Exercise details:
Write out each entry, exactly the way it appears.

★ ★ ★ ★ ★ ★ ★

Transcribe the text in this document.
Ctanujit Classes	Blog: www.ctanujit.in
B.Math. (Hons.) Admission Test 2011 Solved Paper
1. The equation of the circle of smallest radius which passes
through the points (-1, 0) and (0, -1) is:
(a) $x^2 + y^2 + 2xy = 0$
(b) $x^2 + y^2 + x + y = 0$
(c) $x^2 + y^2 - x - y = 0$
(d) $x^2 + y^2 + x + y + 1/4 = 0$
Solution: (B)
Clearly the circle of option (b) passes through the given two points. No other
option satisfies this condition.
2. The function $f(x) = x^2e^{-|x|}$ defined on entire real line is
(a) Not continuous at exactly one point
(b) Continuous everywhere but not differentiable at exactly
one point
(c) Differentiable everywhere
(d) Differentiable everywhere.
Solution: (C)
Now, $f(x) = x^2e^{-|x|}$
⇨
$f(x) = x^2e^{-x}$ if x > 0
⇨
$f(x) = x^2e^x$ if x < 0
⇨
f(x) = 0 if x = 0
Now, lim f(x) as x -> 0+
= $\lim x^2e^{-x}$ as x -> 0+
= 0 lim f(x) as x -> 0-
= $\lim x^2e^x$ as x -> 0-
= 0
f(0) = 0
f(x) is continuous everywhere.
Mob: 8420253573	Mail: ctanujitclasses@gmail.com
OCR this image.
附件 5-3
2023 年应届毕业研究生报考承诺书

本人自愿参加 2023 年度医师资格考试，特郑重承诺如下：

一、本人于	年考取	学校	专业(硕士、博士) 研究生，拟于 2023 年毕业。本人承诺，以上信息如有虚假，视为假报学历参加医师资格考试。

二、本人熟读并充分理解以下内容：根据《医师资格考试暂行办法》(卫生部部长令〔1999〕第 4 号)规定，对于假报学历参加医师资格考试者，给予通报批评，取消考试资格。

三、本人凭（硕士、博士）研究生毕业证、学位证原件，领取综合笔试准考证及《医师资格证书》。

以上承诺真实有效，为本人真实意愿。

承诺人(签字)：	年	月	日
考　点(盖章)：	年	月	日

★ ★ ★ ★ ★ ★ ★

Output:
Transcribe the text in this document.
Ctanujit Classes	Blog: www.ctanujit.in
B.Math. (Hons.) Admission Test 2011 Solved Paper
1. The equation of the circle of smallest radius which passes
through the points (-1, 0) and (0, -1) is:
(a) $x^2 + y^2 + 2xy = 0$
(b) $x^2 + y^2 + x + y = 0$
(c) $x^2 + y^2 - x - y = 0$
(d) $x^2 + y^2 + x + y + 1/4 = 0$
Solution: (B)
Clearly the circle of option (b) passes through the given two points. No other
option satisfies this condition.
2. The function $f(x) = x^2e^{-|x|}$ defined on entire real line is
(a) Not continuous at exactly one point
(b) Continuous everywhere but not differentiable at exactly
one point
(c) Differentiable everywhere
(d) Differentiable everywhere.
Solution: (C)
Now, $f(x) = x^2e^{-|x|}$
⇨
$f(x) = x^2e^{-x}$ if x > 0
⇨
$f(x) = x^2e^x$ if x < 0
⇨
f(x) = 0 if x = 0
Now, lim f(x) as x -> 0+
= $\lim x^2e^{-x}$ as x -> 0+
= 0 lim f(x) as x -> 0-
= $\lim x^2e^x$ as x -> 0-
= 0
f(0) = 0
f(x) is continuous everywhere.
Mob: 8420253573	Mail: ctanujitclasses@gmail.com
OCR this image.
附件 5-3
2023 年应届毕业研究生报考承诺书

本人自愿参加 2023 年度医师资格考试，特郑重承诺如下：

一、本人于	年考取	学校	专业(硕士、博士) 研究生，拟于 2023 年毕业。本人承诺，以上信息如有虚假，视为假报学历参加医师资格考试。

二、本人熟读并充分理解以下内容：根据《医师资格考试暂行办法》(卫生部部长令〔1999〕第 4 号)规定，对于假报学历参加医师资格考试者，给予通报批评，取消考试资格。

三、本人凭（硕士、博士）研究生毕业证、学位证原件，领取综合笔试准考证及《医师资格证书》。

以上承诺真实有效，为本人真实意愿。

承诺人(签字)：	年	月	日
考　点(盖章)：	年	月	日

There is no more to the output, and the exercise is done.